_Exercise task_
Look through the listing for the word "commodities". Copy each line that has it.

[start Material for the task]

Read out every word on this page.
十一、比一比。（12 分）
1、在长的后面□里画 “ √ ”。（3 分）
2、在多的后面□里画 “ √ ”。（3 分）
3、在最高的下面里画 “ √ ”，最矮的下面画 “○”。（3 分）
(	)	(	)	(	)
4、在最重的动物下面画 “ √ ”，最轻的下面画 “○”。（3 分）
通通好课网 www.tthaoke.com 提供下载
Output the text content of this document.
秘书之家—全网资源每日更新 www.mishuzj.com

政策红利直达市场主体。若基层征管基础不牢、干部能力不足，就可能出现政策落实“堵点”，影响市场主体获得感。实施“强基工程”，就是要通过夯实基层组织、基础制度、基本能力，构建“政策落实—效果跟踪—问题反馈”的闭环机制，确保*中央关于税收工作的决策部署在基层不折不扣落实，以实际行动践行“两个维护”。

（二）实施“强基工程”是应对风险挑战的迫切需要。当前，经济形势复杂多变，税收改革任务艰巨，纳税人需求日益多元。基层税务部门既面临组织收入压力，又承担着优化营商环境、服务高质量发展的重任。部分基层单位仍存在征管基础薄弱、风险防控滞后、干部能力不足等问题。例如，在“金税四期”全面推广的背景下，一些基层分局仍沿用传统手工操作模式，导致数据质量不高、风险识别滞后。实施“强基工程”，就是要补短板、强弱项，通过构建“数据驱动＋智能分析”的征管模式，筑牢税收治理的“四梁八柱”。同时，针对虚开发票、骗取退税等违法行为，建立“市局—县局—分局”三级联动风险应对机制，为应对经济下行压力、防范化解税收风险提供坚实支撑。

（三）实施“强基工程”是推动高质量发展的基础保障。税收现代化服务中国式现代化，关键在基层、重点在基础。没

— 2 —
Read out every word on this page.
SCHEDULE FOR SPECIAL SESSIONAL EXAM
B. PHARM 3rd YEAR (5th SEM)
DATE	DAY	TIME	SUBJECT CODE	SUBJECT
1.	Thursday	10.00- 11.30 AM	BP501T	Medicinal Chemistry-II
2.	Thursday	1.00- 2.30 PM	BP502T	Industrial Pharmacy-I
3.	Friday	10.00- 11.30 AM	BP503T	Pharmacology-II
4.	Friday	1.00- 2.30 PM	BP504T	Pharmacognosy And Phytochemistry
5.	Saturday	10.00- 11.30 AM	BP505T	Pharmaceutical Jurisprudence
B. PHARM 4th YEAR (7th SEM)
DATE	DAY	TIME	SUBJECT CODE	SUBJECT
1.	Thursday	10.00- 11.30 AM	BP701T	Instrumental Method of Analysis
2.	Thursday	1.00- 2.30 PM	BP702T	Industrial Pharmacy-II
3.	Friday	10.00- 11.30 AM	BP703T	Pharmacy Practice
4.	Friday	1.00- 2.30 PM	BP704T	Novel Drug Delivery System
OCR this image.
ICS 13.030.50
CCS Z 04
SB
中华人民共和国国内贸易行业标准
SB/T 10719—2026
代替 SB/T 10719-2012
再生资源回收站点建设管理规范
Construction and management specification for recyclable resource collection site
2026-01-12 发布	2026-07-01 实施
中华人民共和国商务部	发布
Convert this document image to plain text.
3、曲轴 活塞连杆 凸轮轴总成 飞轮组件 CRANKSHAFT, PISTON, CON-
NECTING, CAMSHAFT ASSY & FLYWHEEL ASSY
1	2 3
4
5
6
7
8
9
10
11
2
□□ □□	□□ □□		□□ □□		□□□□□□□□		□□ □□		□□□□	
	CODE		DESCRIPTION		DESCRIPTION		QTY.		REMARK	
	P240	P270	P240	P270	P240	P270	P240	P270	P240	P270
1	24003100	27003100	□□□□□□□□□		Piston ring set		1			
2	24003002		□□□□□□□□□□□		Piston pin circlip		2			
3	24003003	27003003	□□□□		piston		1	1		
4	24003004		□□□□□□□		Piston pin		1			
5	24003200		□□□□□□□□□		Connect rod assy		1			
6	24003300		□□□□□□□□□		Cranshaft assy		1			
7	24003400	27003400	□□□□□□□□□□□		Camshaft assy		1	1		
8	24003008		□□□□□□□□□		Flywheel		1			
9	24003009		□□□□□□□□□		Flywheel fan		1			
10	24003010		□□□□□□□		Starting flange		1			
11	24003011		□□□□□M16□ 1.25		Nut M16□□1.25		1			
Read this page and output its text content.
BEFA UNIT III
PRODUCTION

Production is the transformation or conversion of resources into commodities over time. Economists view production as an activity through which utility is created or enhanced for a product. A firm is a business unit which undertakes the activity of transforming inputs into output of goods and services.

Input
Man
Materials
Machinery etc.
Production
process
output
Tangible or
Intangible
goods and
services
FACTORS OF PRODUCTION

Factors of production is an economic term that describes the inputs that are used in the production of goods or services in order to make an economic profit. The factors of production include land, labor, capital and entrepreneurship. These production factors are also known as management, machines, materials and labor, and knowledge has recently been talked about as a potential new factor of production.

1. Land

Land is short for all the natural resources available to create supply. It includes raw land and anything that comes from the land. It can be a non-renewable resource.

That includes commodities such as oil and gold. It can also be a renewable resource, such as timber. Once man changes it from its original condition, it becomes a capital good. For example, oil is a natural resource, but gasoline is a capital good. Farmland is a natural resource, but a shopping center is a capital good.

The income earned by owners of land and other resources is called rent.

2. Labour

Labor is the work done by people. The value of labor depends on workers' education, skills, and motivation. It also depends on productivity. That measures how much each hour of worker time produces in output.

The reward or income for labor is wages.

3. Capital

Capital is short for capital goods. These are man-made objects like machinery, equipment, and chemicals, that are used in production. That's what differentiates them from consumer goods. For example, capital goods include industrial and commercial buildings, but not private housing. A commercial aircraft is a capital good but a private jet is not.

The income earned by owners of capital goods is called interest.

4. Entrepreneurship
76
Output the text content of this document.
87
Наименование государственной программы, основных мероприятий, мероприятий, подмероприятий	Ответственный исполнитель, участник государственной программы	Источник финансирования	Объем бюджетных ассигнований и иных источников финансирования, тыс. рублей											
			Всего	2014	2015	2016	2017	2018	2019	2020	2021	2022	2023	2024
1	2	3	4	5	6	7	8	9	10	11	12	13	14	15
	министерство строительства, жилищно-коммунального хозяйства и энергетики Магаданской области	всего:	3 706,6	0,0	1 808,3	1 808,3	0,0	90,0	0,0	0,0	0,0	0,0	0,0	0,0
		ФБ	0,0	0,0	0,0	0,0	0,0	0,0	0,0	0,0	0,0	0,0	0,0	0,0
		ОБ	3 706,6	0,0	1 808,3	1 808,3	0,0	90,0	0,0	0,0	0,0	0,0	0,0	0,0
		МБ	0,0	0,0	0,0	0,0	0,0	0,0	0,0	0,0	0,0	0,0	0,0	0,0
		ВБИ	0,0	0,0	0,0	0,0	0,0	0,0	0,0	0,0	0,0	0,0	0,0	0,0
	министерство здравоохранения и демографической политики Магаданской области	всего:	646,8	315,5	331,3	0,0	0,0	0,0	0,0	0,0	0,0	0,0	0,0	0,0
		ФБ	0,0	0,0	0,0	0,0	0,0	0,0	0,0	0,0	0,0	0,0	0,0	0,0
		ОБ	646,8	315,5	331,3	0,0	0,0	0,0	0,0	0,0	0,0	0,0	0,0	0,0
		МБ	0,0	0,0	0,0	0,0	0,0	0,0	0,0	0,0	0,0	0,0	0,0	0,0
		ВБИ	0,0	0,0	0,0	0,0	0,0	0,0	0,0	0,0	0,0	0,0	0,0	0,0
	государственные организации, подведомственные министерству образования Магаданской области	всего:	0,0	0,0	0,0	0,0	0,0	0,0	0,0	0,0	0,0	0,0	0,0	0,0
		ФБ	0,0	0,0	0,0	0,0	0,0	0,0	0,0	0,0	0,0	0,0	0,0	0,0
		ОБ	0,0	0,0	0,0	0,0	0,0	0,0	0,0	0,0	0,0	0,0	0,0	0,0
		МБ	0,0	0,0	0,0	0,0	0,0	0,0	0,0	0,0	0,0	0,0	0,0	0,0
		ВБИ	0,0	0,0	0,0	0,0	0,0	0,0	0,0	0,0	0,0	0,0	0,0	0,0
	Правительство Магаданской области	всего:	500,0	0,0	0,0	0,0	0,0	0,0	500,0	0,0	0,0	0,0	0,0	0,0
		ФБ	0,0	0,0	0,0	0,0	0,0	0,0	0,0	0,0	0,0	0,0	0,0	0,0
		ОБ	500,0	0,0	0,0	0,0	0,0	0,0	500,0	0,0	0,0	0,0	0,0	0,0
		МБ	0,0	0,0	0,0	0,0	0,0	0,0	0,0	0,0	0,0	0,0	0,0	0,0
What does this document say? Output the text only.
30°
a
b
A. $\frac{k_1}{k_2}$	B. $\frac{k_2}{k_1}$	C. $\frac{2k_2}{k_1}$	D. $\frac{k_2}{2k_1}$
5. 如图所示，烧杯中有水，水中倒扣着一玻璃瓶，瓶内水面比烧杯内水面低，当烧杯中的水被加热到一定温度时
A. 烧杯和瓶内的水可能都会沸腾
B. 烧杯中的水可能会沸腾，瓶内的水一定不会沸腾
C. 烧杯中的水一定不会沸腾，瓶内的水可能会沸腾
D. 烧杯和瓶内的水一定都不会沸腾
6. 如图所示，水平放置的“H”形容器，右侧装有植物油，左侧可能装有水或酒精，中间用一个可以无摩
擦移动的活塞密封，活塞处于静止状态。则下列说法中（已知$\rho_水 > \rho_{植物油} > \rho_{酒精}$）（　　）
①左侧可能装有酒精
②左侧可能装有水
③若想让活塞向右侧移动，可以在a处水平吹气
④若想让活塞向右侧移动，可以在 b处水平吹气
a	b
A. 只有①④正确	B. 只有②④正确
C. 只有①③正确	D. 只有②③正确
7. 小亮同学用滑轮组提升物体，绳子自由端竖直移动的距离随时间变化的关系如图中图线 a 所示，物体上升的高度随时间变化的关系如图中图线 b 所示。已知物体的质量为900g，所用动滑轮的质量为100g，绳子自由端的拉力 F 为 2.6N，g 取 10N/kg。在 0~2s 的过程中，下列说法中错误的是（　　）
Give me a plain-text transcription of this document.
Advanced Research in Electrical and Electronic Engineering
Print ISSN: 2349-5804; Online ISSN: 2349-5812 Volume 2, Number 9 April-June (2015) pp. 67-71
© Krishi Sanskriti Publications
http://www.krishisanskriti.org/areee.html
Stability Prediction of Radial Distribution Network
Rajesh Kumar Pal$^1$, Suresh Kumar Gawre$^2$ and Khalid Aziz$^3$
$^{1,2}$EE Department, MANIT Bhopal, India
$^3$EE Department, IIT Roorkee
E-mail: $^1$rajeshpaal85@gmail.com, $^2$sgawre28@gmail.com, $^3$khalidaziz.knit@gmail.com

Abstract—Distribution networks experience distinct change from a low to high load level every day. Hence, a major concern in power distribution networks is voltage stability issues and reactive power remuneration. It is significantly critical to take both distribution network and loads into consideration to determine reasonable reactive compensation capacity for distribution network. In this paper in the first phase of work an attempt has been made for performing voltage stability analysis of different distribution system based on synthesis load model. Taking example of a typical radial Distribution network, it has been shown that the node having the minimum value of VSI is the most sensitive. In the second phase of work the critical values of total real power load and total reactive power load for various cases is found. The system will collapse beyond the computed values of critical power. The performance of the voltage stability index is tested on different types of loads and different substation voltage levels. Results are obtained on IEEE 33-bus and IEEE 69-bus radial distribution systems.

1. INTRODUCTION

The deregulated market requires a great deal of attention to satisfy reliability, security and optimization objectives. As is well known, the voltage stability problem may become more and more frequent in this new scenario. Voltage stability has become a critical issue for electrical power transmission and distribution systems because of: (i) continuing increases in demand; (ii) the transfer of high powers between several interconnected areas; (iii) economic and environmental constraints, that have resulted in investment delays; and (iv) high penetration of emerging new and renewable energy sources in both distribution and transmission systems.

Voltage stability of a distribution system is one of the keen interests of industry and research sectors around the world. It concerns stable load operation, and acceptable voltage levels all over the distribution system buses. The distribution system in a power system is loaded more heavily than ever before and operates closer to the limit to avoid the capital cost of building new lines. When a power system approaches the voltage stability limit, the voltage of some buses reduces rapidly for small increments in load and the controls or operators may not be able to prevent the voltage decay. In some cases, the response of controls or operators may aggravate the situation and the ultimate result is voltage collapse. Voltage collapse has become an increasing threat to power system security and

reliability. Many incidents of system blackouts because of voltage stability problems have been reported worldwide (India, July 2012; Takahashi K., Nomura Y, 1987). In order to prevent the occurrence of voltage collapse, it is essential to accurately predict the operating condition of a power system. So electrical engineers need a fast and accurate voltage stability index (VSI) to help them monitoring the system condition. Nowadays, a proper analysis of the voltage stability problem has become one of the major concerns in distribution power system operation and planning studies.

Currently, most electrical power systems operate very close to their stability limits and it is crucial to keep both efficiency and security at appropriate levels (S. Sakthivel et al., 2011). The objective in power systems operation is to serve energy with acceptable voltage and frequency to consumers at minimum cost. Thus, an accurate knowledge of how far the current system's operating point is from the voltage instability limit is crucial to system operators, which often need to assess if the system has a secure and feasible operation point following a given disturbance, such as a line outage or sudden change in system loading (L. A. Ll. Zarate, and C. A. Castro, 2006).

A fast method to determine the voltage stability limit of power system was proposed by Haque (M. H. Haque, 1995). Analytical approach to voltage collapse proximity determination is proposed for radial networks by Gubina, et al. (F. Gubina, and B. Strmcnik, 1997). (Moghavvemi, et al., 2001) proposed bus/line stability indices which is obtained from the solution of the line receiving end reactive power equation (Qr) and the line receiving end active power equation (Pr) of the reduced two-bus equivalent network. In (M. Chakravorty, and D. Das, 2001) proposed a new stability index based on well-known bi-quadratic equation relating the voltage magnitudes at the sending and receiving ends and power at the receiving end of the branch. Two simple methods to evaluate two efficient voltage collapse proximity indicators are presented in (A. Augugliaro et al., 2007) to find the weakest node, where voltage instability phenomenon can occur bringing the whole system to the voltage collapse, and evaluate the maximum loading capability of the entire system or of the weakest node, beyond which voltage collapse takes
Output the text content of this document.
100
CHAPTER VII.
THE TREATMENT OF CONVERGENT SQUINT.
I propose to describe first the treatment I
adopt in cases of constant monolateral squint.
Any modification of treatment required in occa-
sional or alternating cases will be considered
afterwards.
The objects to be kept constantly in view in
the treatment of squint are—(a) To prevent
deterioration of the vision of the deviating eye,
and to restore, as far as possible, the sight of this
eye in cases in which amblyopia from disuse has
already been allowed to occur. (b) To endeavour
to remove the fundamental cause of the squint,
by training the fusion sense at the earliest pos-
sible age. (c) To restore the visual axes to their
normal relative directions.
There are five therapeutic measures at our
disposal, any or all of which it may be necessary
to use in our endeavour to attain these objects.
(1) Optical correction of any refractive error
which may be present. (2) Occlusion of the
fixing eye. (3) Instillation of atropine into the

[end Material for the task]

_Solution to this problem_
Production is the transformation or conversion of resources into commodities over time. Economists view production as an activity through which utility is created or enhanced for a product. A firm is a business unit which undertakes the activity of transforming inputs into output of goods and services.
That includes commodities such as oil and gold. It can also be a renewable resource, such as timber. Once man changes it from its original condition, it becomes a capital good. For example, oil is a natural resource, but gasoline is a capital good. Farmland is a natural resource, but a shopping center is a capital good.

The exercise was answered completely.